» DIRECTION: Omit all pictures. Copy the rest of the material exactly.

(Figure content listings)
┄┄┄┄┄┄┄┄┄┄

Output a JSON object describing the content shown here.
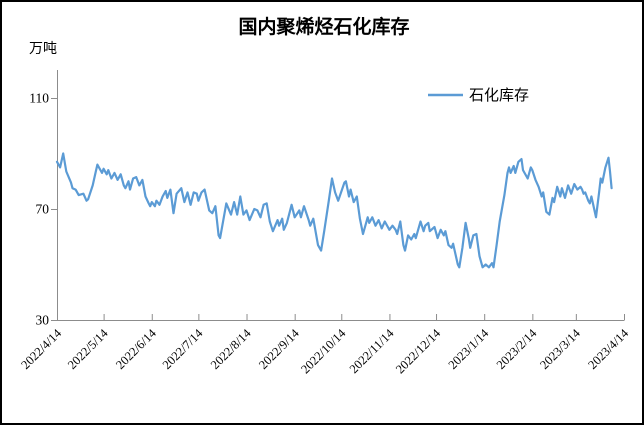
{
  "chart_data": {
    "type": "line",
    "title": "国内聚烯烃石化库存",
    "unit_label": "万吨",
    "legend": {
      "label": "石化库存",
      "position": "top-right-inside"
    },
    "series_color": "#5B9BD5",
    "axis_color": "#8C8C8C",
    "grid": false,
    "ylim": [
      30,
      110
    ],
    "yticks": [
      30,
      70,
      110
    ],
    "x_total_days": 365,
    "x_tick_labels": [
      "2022/4/14",
      "2022/5/14",
      "2022/6/14",
      "2022/7/14",
      "2022/8/14",
      "2022/9/14",
      "2022/10/14",
      "2022/11/14",
      "2022/12/14",
      "2023/1/14",
      "2023/2/14",
      "2023/3/14",
      "2023/4/14"
    ],
    "x_tick_days": [
      0,
      30,
      61,
      91,
      122,
      153,
      183,
      214,
      244,
      275,
      306,
      334,
      365
    ],
    "points_day_value": [
      [
        0,
        87
      ],
      [
        2,
        85
      ],
      [
        4,
        90
      ],
      [
        6,
        83.5
      ],
      [
        9,
        79.5
      ],
      [
        10,
        77.5
      ],
      [
        12,
        77
      ],
      [
        14,
        75
      ],
      [
        17,
        75.5
      ],
      [
        19,
        73
      ],
      [
        20,
        73.5
      ],
      [
        23,
        78.5
      ],
      [
        25,
        83.5
      ],
      [
        26,
        86
      ],
      [
        29,
        83
      ],
      [
        30,
        84.5
      ],
      [
        32,
        82.5
      ],
      [
        33,
        84
      ],
      [
        35,
        81
      ],
      [
        37,
        83
      ],
      [
        39,
        80.5
      ],
      [
        41,
        82.5
      ],
      [
        43,
        78.5
      ],
      [
        44,
        77.5
      ],
      [
        46,
        80
      ],
      [
        47,
        77
      ],
      [
        49,
        81
      ],
      [
        51,
        81.5
      ],
      [
        53,
        78.5
      ],
      [
        55,
        80.5
      ],
      [
        57,
        74.5
      ],
      [
        59,
        72
      ],
      [
        60,
        71
      ],
      [
        61,
        72.5
      ],
      [
        63,
        71
      ],
      [
        64,
        73
      ],
      [
        66,
        71.5
      ],
      [
        68,
        74.5
      ],
      [
        70,
        76.5
      ],
      [
        71,
        74
      ],
      [
        73,
        77
      ],
      [
        75,
        68.5
      ],
      [
        77,
        75.5
      ],
      [
        80,
        77.5
      ],
      [
        82,
        72.5
      ],
      [
        84,
        76
      ],
      [
        86,
        71.5
      ],
      [
        88,
        76
      ],
      [
        90,
        75.5
      ],
      [
        91,
        73
      ],
      [
        93,
        76
      ],
      [
        95,
        77
      ],
      [
        98,
        69.5
      ],
      [
        100,
        68.5
      ],
      [
        102,
        71
      ],
      [
        104,
        60.5
      ],
      [
        105,
        59.5
      ],
      [
        109,
        72
      ],
      [
        112,
        68
      ],
      [
        114,
        72.5
      ],
      [
        116,
        68
      ],
      [
        118,
        74.5
      ],
      [
        120,
        68
      ],
      [
        122,
        69.5
      ],
      [
        124,
        66
      ],
      [
        127,
        70
      ],
      [
        129,
        69.5
      ],
      [
        131,
        67
      ],
      [
        133,
        71.5
      ],
      [
        135,
        72
      ],
      [
        137,
        65.5
      ],
      [
        139,
        62
      ],
      [
        142,
        66
      ],
      [
        143,
        64
      ],
      [
        145,
        66.5
      ],
      [
        146,
        62.5
      ],
      [
        148,
        65
      ],
      [
        151,
        71.5
      ],
      [
        153,
        67
      ],
      [
        156,
        69.5
      ],
      [
        157,
        67
      ],
      [
        159,
        71
      ],
      [
        162,
        66
      ],
      [
        163,
        64
      ],
      [
        165,
        66.5
      ],
      [
        168,
        57
      ],
      [
        170,
        55
      ],
      [
        172,
        62
      ],
      [
        175,
        73
      ],
      [
        177,
        81
      ],
      [
        179,
        76
      ],
      [
        181,
        73
      ],
      [
        185,
        79.5
      ],
      [
        186,
        80
      ],
      [
        188,
        74.5
      ],
      [
        189,
        77
      ],
      [
        191,
        72.5
      ],
      [
        193,
        74.5
      ],
      [
        195,
        66.5
      ],
      [
        197,
        61
      ],
      [
        200,
        67
      ],
      [
        201,
        65
      ],
      [
        203,
        67
      ],
      [
        205,
        64
      ],
      [
        207,
        66
      ],
      [
        209,
        63
      ],
      [
        211,
        65.5
      ],
      [
        214,
        62.5
      ],
      [
        216,
        64
      ],
      [
        218,
        62.5
      ],
      [
        219,
        61
      ],
      [
        221,
        65.5
      ],
      [
        223,
        57
      ],
      [
        224,
        55
      ],
      [
        226,
        60.5
      ],
      [
        228,
        59
      ],
      [
        230,
        61
      ],
      [
        231,
        59.5
      ],
      [
        234,
        65.5
      ],
      [
        236,
        62
      ],
      [
        237,
        64
      ],
      [
        239,
        65
      ],
      [
        240,
        62
      ],
      [
        243,
        63.5
      ],
      [
        245,
        59.5
      ],
      [
        247,
        62.5
      ],
      [
        249,
        60.5
      ],
      [
        250,
        62
      ],
      [
        252,
        57
      ],
      [
        254,
        56
      ],
      [
        255,
        57.5
      ],
      [
        258,
        50
      ],
      [
        259,
        49
      ],
      [
        261,
        56
      ],
      [
        263,
        65
      ],
      [
        265,
        59.5
      ],
      [
        266,
        56
      ],
      [
        268,
        60.5
      ],
      [
        270,
        61
      ],
      [
        272,
        53
      ],
      [
        274,
        49
      ],
      [
        276,
        50
      ],
      [
        278,
        49
      ],
      [
        280,
        50.5
      ],
      [
        281,
        49
      ],
      [
        283,
        57
      ],
      [
        285,
        65.5
      ],
      [
        288,
        75
      ],
      [
        290,
        83
      ],
      [
        291,
        85
      ],
      [
        292,
        83
      ],
      [
        294,
        85.5
      ],
      [
        295,
        83
      ],
      [
        297,
        87
      ],
      [
        299,
        88
      ],
      [
        300,
        84
      ],
      [
        303,
        81
      ],
      [
        305,
        85
      ],
      [
        306,
        84
      ],
      [
        308,
        80.5
      ],
      [
        310,
        78
      ],
      [
        312,
        74.5
      ],
      [
        313,
        76
      ],
      [
        315,
        69
      ],
      [
        317,
        68
      ],
      [
        319,
        74
      ],
      [
        320,
        72.5
      ],
      [
        322,
        78
      ],
      [
        324,
        74.5
      ],
      [
        325,
        77.5
      ],
      [
        327,
        74
      ],
      [
        329,
        78.5
      ],
      [
        331,
        75.5
      ],
      [
        333,
        79
      ],
      [
        335,
        77
      ],
      [
        337,
        78
      ],
      [
        338,
        77
      ],
      [
        339,
        75.5
      ],
      [
        340,
        76
      ],
      [
        342,
        73
      ],
      [
        343,
        72
      ],
      [
        344,
        74.5
      ],
      [
        347,
        67
      ],
      [
        349,
        76
      ],
      [
        350,
        81
      ],
      [
        351,
        79.5
      ],
      [
        353,
        85
      ],
      [
        355,
        88.5
      ],
      [
        356,
        83.5
      ],
      [
        357,
        77.5
      ]
    ]
  },
  "colors": {
    "background": "#FFFFFF",
    "border": "#000000",
    "text": "#000000",
    "series": "#5B9BD5",
    "axis": "#8C8C8C"
  }
}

┄┄┄┄┄┄┄┄┄┄

» FINISHED EXERCISE:
Output a JSON object describing the content shown here.
{
  "chart_data": {
    "type": "line",
    "title": "国内聚烯烃石化库存",
    "unit_label": "万吨",
    "legend": {
      "label": "石化库存",
      "position": "top-right-inside"
    },
    "series_color": "#5B9BD5",
    "axis_color": "#8C8C8C",
    "grid": false,
    "ylim": [
      30,
      110
    ],
    "yticks": [
      30,
      70,
      110
    ],
    "x_total_days": 365,
    "x_tick_labels": [
      "2022/4/14",
      "2022/5/14",
      "2022/6/14",
      "2022/7/14",
      "2022/8/14",
      "2022/9/14",
      "2022/10/14",
      "2022/11/14",
      "2022/12/14",
      "2023/1/14",
      "2023/2/14",
      "2023/3/14",
      "2023/4/14"
    ],
    "x_tick_days": [
      0,
      30,
      61,
      91,
      122,
      153,
      183,
      214,
      244,
      275,
      306,
      334,
      365
    ],
    "points_day_value": [
      [
        0,
        87
      ],
      [
        2,
        85
      ],
      [
        4,
        90
      ],
      [
        6,
        83.5
      ],
      [
        9,
        79.5
      ],
      [
        10,
        77.5
      ],
      [
        12,
        77
      ],
      [
        14,
        75
      ],
      [
        17,
        75.5
      ],
      [
        19,
        73
      ],
      [
        20,
        73.5
      ],
      [
        23,
        78.5
      ],
      [
        25,
        83.5
      ],
      [
        26,
        86
      ],
      [
        29,
        83
      ],
      [
        30,
        84.5
      ],
      [
        32,
        82.5
      ],
      [
        33,
        84
      ],
      [
        35,
        81
      ],
      [
        37,
        83
      ],
      [
        39,
        80.5
      ],
      [
        41,
        82.5
      ],
      [
        43,
        78.5
      ],
      [
        44,
        77.5
      ],
      [
        46,
        80
      ],
      [
        47,
        77
      ],
      [
        49,
        81
      ],
      [
        51,
        81.5
      ],
      [
        53,
        78.5
      ],
      [
        55,
        80.5
      ],
      [
        57,
        74.5
      ],
      [
        59,
        72
      ],
      [
        60,
        71
      ],
      [
        61,
        72.5
      ],
      [
        63,
        71
      ],
      [
        64,
        73
      ],
      [
        66,
        71.5
      ],
      [
        68,
        74.5
      ],
      [
        70,
        76.5
      ],
      [
        71,
        74
      ],
      [
        73,
        77
      ],
      [
        75,
        68.5
      ],
      [
        77,
        75.5
      ],
      [
        80,
        77.5
      ],
      [
        82,
        72.5
      ],
      [
        84,
        76
      ],
      [
        86,
        71.5
      ],
      [
        88,
        76
      ],
      [
        90,
        75.5
      ],
      [
        91,
        73
      ],
      [
        93,
        76
      ],
      [
        95,
        77
      ],
      [
        98,
        69.5
      ],
      [
        100,
        68.5
      ],
      [
        102,
        71
      ],
      [
        104,
        60.5
      ],
      [
        105,
        59.5
      ],
      [
        109,
        72
      ],
      [
        112,
        68
      ],
      [
        114,
        72.5
      ],
      [
        116,
        68
      ],
      [
        118,
        74.5
      ],
      [
        120,
        68
      ],
      [
        122,
        69.5
      ],
      [
        124,
        66
      ],
      [
        127,
        70
      ],
      [
        129,
        69.5
      ],
      [
        131,
        67
      ],
      [
        133,
        71.5
      ],
      [
        135,
        72
      ],
      [
        137,
        65.5
      ],
      [
        139,
        62
      ],
      [
        142,
        66
      ],
      [
        143,
        64
      ],
      [
        145,
        66.5
      ],
      [
        146,
        62.5
      ],
      [
        148,
        65
      ],
      [
        151,
        71.5
      ],
      [
        153,
        67
      ],
      [
        156,
        69.5
      ],
      [
        157,
        67
      ],
      [
        159,
        71
      ],
      [
        162,
        66
      ],
      [
        163,
        64
      ],
      [
        165,
        66.5
      ],
      [
        168,
        57
      ],
      [
        170,
        55
      ],
      [
        172,
        62
      ],
      [
        175,
        73
      ],
      [
        177,
        81
      ],
      [
        179,
        76
      ],
      [
        181,
        73
      ],
      [
        185,
        79.5
      ],
      [
        186,
        80
      ],
      [
        188,
        74.5
      ],
      [
        189,
        77
      ],
      [
        191,
        72.5
      ],
      [
        193,
        74.5
      ],
      [
        195,
        66.5
      ],
      [
        197,
        61
      ],
      [
        200,
        67
      ],
      [
        201,
        65
      ],
      [
        203,
        67
      ],
      [
        205,
        64
      ],
      [
        207,
        66
      ],
      [
        209,
        63
      ],
      [
        211,
        65.5
      ],
      [
        214,
        62.5
      ],
      [
        216,
        64
      ],
      [
        218,
        62.5
      ],
      [
        219,
        61
      ],
      [
        221,
        65.5
      ],
      [
        223,
        57
      ],
      [
        224,
        55
      ],
      [
        226,
        60.5
      ],
      [
        228,
        59
      ],
      [
        230,
        61
      ],
      [
        231,
        59.5
      ],
      [
        234,
        65.5
      ],
      [
        236,
        62
      ],
      [
        237,
        64
      ],
      [
        239,
        65
      ],
      [
        240,
        62
      ],
      [
        243,
        63.5
      ],
      [
        245,
        59.5
      ],
      [
        247,
        62.5
      ],
      [
        249,
        60.5
      ],
      [
        250,
        62
      ],
      [
        252,
        57
      ],
      [
        254,
        56
      ],
      [
        255,
        57.5
      ],
      [
        258,
        50
      ],
      [
        259,
        49
      ],
      [
        261,
        56
      ],
      [
        263,
        65
      ],
      [
        265,
        59.5
      ],
      [
        266,
        56
      ],
      [
        268,
        60.5
      ],
      [
        270,
        61
      ],
      [
        272,
        53
      ],
      [
        274,
        49
      ],
      [
        276,
        50
      ],
      [
        278,
        49
      ],
      [
        280,
        50.5
      ],
      [
        281,
        49
      ],
      [
        283,
        57
      ],
      [
        285,
        65.5
      ],
      [
        288,
        75
      ],
      [
        290,
        83
      ],
      [
        291,
        85
      ],
      [
        292,
        83
      ],
      [
        294,
        85.5
      ],
      [
        295,
        83
      ],
      [
        297,
        87
      ],
      [
        299,
        88
      ],
      [
        300,
        84
      ],
      [
        303,
        81
      ],
      [
        305,
        85
      ],
      [
        306,
        84
      ],
      [
        308,
        80.5
      ],
      [
        310,
        78
      ],
      [
        312,
        74.5
      ],
      [
        313,
        76
      ],
      [
        315,
        69
      ],
      [
        317,
        68
      ],
      [
        319,
        74
      ],
      [
        320,
        72.5
      ],
      [
        322,
        78
      ],
      [
        324,
        74.5
      ],
      [
        325,
        77.5
      ],
      [
        327,
        74
      ],
      [
        329,
        78.5
      ],
      [
        331,
        75.5
      ],
      [
        333,
        79
      ],
      [
        335,
        77
      ],
      [
        337,
        78
      ],
      [
        338,
        77
      ],
      [
        339,
        75.5
      ],
      [
        340,
        76
      ],
      [
        342,
        73
      ],
      [
        343,
        72
      ],
      [
        344,
        74.5
      ],
      [
        347,
        67
      ],
      [
        349,
        76
      ],
      [
        350,
        81
      ],
      [
        351,
        79.5
      ],
      [
        353,
        85
      ],
      [
        355,
        88.5
      ],
      [
        356,
        83.5
      ],
      [
        357,
        77.5
      ]
    ]
  },
  "colors": {
    "background": "#FFFFFF",
    "border": "#000000",
    "text": "#000000",
    "series": "#5B9BD5",
    "axis": "#8C8C8C"
  }
}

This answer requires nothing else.